[WHAT IS ASKED] Write out all the data again, exactly as it stands.

[RECORD EXTRACTS]

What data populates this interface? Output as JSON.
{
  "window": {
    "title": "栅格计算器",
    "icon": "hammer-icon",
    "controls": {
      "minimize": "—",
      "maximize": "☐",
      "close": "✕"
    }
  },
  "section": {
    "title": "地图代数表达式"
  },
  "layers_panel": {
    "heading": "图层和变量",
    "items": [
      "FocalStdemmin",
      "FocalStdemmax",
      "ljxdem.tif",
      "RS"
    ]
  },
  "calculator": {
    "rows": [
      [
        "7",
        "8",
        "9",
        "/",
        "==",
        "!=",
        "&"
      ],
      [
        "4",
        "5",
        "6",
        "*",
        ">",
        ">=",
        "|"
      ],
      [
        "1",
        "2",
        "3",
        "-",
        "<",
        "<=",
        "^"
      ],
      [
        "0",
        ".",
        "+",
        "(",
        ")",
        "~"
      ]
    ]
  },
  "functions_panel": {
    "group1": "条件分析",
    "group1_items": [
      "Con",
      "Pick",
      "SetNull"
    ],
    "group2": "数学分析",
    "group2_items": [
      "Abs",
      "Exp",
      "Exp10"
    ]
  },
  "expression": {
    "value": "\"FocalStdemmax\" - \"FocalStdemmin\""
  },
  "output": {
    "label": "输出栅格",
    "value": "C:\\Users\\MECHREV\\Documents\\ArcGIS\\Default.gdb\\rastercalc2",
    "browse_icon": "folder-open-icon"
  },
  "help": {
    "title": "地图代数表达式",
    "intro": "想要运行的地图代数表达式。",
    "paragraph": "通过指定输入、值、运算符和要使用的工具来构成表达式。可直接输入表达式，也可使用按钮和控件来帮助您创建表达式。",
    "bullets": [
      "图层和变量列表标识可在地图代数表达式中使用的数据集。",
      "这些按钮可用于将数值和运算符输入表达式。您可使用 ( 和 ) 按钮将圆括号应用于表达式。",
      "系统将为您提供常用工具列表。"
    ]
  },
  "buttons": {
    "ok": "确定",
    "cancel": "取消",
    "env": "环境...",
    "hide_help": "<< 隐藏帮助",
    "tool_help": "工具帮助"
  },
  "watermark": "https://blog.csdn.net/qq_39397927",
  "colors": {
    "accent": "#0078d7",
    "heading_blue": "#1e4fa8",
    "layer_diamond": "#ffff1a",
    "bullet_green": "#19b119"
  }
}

[EXERCISE SOLUTION]
What data populates this interface? Output as JSON.
{
  "window": {
    "title": "栅格计算器",
    "icon": "hammer-icon",
    "controls": {
      "minimize": "—",
      "maximize": "☐",
      "close": "✕"
    }
  },
  "section": {
    "title": "地图代数表达式"
  },
  "layers_panel": {
    "heading": "图层和变量",
    "items": [
      "FocalStdemmin",
      "FocalStdemmax",
      "ljxdem.tif",
      "RS"
    ]
  },
  "calculator": {
    "rows": [
      [
        "7",
        "8",
        "9",
        "/",
        "==",
        "!=",
        "&"
      ],
      [
        "4",
        "5",
        "6",
        "*",
        ">",
        ">=",
        "|"
      ],
      [
        "1",
        "2",
        "3",
        "-",
        "<",
        "<=",
        "^"
      ],
      [
        "0",
        ".",
        "+",
        "(",
        ")",
        "~"
      ]
    ]
  },
  "functions_panel": {
    "group1": "条件分析",
    "group1_items": [
      "Con",
      "Pick",
      "SetNull"
    ],
    "group2": "数学分析",
    "group2_items": [
      "Abs",
      "Exp",
      "Exp10"
    ]
  },
  "expression": {
    "value": "\"FocalStdemmax\" - \"FocalStdemmin\""
  },
  "output": {
    "label": "输出栅格",
    "value": "C:\\Users\\MECHREV\\Documents\\ArcGIS\\Default.gdb\\rastercalc2",
    "browse_icon": "folder-open-icon"
  },
  "help": {
    "title": "地图代数表达式",
    "intro": "想要运行的地图代数表达式。",
    "paragraph": "通过指定输入、值、运算符和要使用的工具来构成表达式。可直接输入表达式，也可使用按钮和控件来帮助您创建表达式。",
    "bullets": [
      "图层和变量列表标识可在地图代数表达式中使用的数据集。",
      "这些按钮可用于将数值和运算符输入表达式。您可使用 ( 和 ) 按钮将圆括号应用于表达式。",
      "系统将为您提供常用工具列表。"
    ]
  },
  "buttons": {
    "ok": "确定",
    "cancel": "取消",
    "env": "环境...",
    "hide_help": "<< 隐藏帮助",
    "tool_help": "工具帮助"
  },
  "watermark": "https://blog.csdn.net/qq_39397927",
  "colors": {
    "accent": "#0078d7",
    "heading_blue": "#1e4fa8",
    "layer_diamond": "#ffff1a",
    "bullet_green": "#19b119"
  }
}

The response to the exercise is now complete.